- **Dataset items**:
• • •
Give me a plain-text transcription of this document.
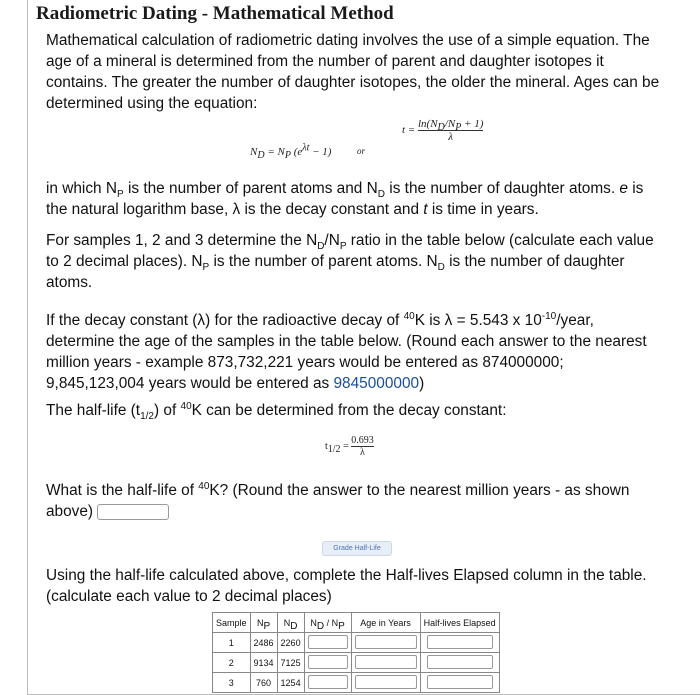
Radiometric Dating - Mathematical Method
Mathematical calculation of radiometric dating involves the use of a simple equation. The age of a mineral is determined from the number of parent and daughter isotopes it contains. The greater the number of daughter isotopes, the older the mineral. Ages can be determined using the equation:
$N_D = N_P$ $(e^{\lambda t} - 1)$	or
$t = \frac{\ln(N_D/N_P + 1)}{\lambda}$
in which $N_P$ is the number of parent atoms and $N_D$ is the number of daughter atoms. e is the natural logarithm base, λ is the decay constant and t is time in years.
For samples 1, 2 and 3 determine the $N_D/N_P$ ratio in the table below (calculate each value to 2 decimal places). $N_P$ is the number of parent atoms. $N_D$ is the number of daughter atoms.
If the decay constant (λ) for the radioactive decay of $^{40}$K is λ = 5.543 x $10^{-10}$/year, determine the age of the samples in the table below. (Round each answer to the nearest million years - example 873,732,221 years would be entered as 874000000; 9,845,123,004 years would be entered as 9845000000)
The half-life $(t_{1/2})$ of $^{40}$K can be determined from the decay constant:
$t_{1/2} = \frac{0.693}{\lambda}$
What is the half-life of $^{40}$K? (Round the answer to the nearest million years - as shown above)
Grade Half-Life
Using the half-life calculated above, complete the Half-lives Elapsed column in the table. (calculate each value to 2 decimal places)
Sample	$N_P$	$N_D$	$N_D / N_P$	Age in Years	Half-lives Elapsed
1	2486	2260			
2	9134	7125			
3	760	1254			
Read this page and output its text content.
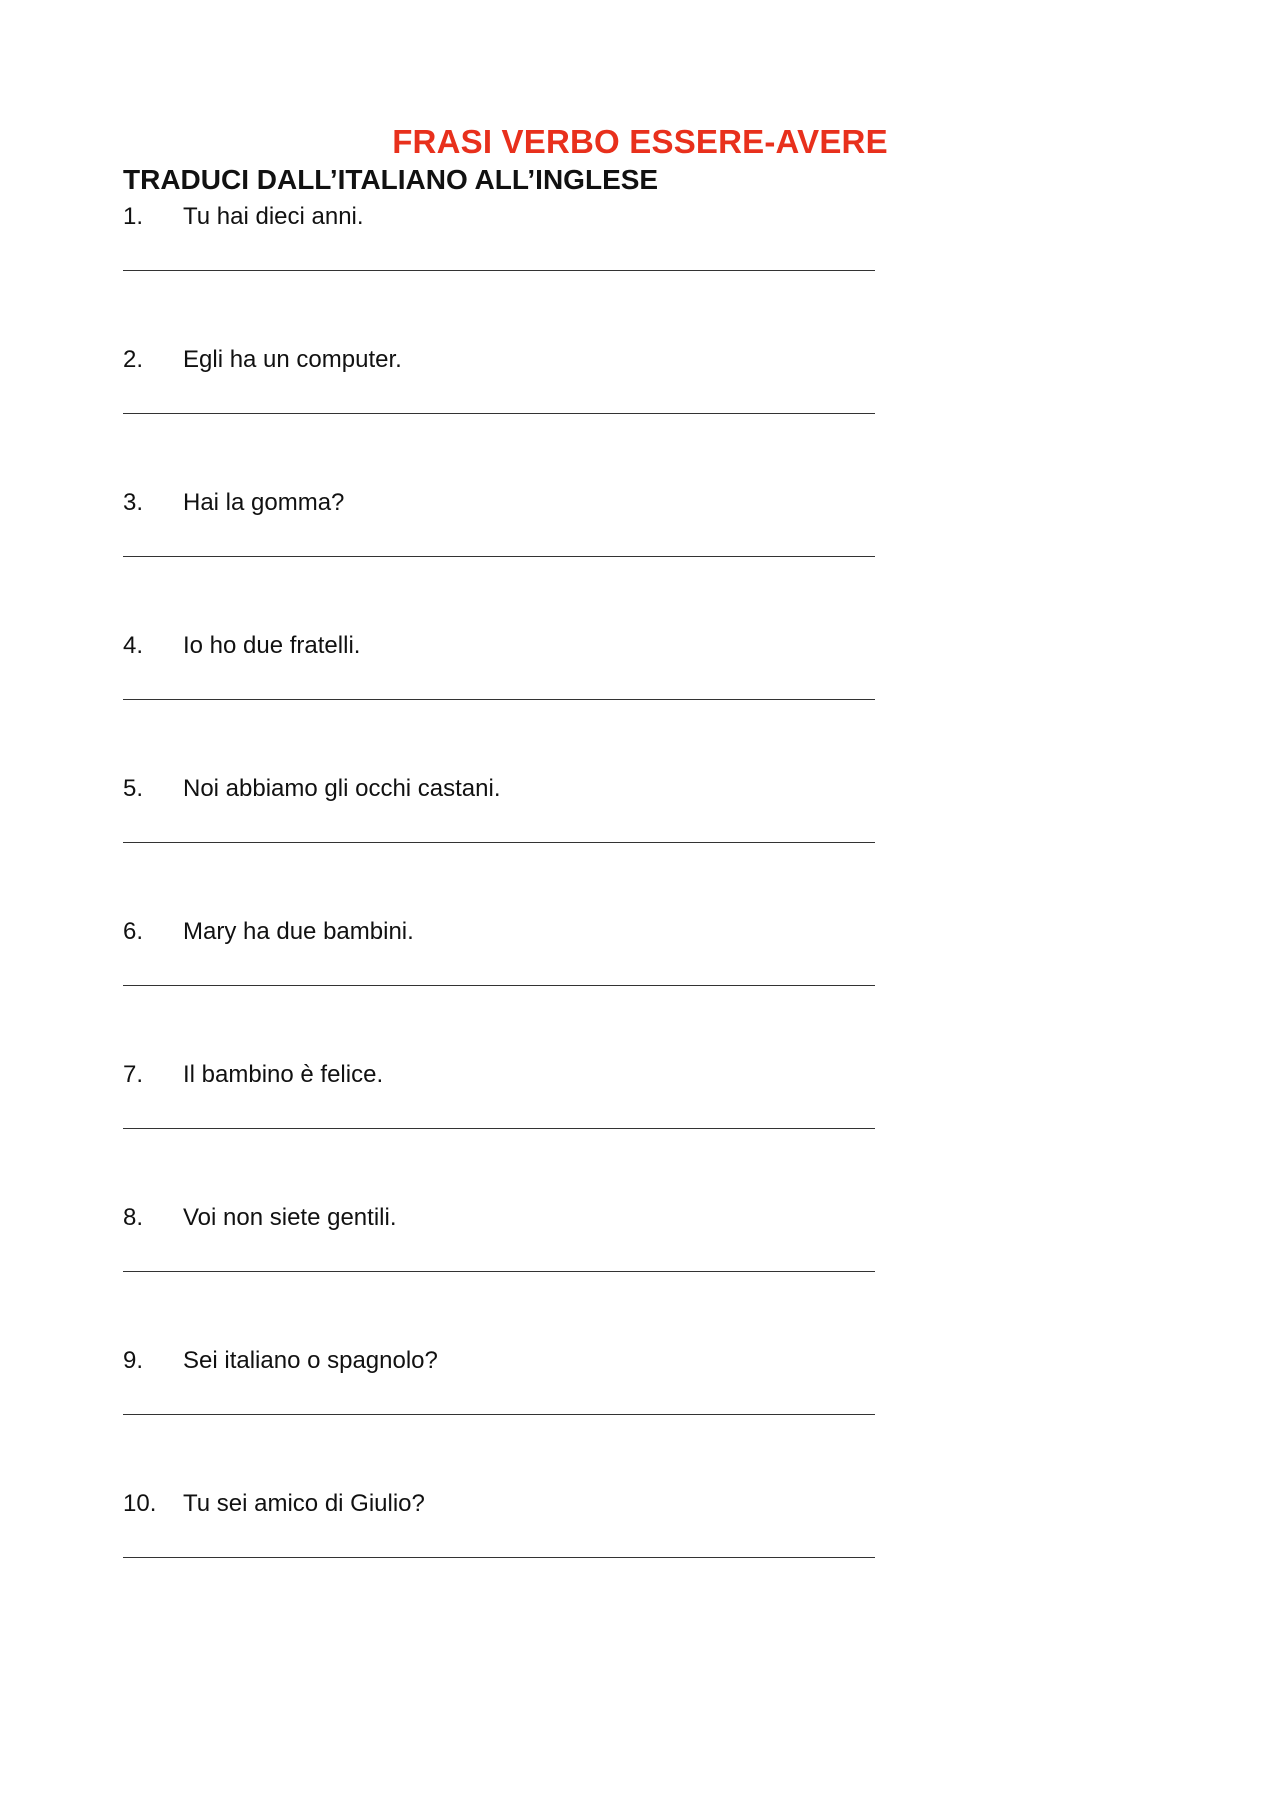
FRASI VERBO ESSERE-AVERE
TRADUCI DALL’ITALIANO ALL’INGLESE
1. Tu hai dieci anni.
2. Egli ha un computer.
3. Hai la gomma?
4. Io ho due fratelli.
5. Noi abbiamo gli occhi castani.
6. Mary ha due bambini.
7. Il bambino è felice.
8. Voi non siete gentili.
9. Sei italiano o spagnolo?
10. Tu sei amico di Giulio?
• • •
- **TASK BRIEF**: Omit the pictures and reproduce the listing exactly.

- **OUTPUT**:
Give me a plain-text transcription of this document.
Radiometric Dating - Mathematical Method
Mathematical calculation of radiometric dating involves the use of a simple equation. The age of a mineral is determined from the number of parent and daughter isotopes it contains. The greater the number of daughter isotopes, the older the mineral. Ages can be determined using the equation:
$N_D = N_P$ $(e^{\lambda t} - 1)$	or
$t = \frac{\ln(N_D/N_P + 1)}{\lambda}$
in which $N_P$ is the number of parent atoms and $N_D$ is the number of daughter atoms. e is the natural logarithm base, λ is the decay constant and t is time in years.
For samples 1, 2 and 3 determine the $N_D/N_P$ ratio in the table below (calculate each value to 2 decimal places). $N_P$ is the number of parent atoms. $N_D$ is the number of daughter atoms.
If the decay constant (λ) for the radioactive decay of $^{40}$K is λ = 5.543 x $10^{-10}$/year, determine the age of the samples in the table below. (Round each answer to the nearest million years - example 873,732,221 years would be entered as 874000000; 9,845,123,004 years would be entered as 9845000000)
The half-life $(t_{1/2})$ of $^{40}$K can be determined from the decay constant:
$t_{1/2} = \frac{0.693}{\lambda}$
What is the half-life of $^{40}$K? (Round the answer to the nearest million years - as shown above)
Grade Half-Life
Using the half-life calculated above, complete the Half-lives Elapsed column in the table. (calculate each value to 2 decimal places)
Sample	$N_P$	$N_D$	$N_D / N_P$	Age in Years	Half-lives Elapsed
1	2486	2260			
2	9134	7125			
3	760	1254			
Read this page and output its text content.
FRASI VERBO ESSERE-AVERE
TRADUCI DALL’ITALIANO ALL’INGLESE
1. Tu hai dieci anni.
2. Egli ha un computer.
3. Hai la gomma?
4. Io ho due fratelli.
5. Noi abbiamo gli occhi castani.
6. Mary ha due bambini.
7. Il bambino è felice.
8. Voi non siete gentili.
9. Sei italiano o spagnolo?
10. Tu sei amico di Giulio?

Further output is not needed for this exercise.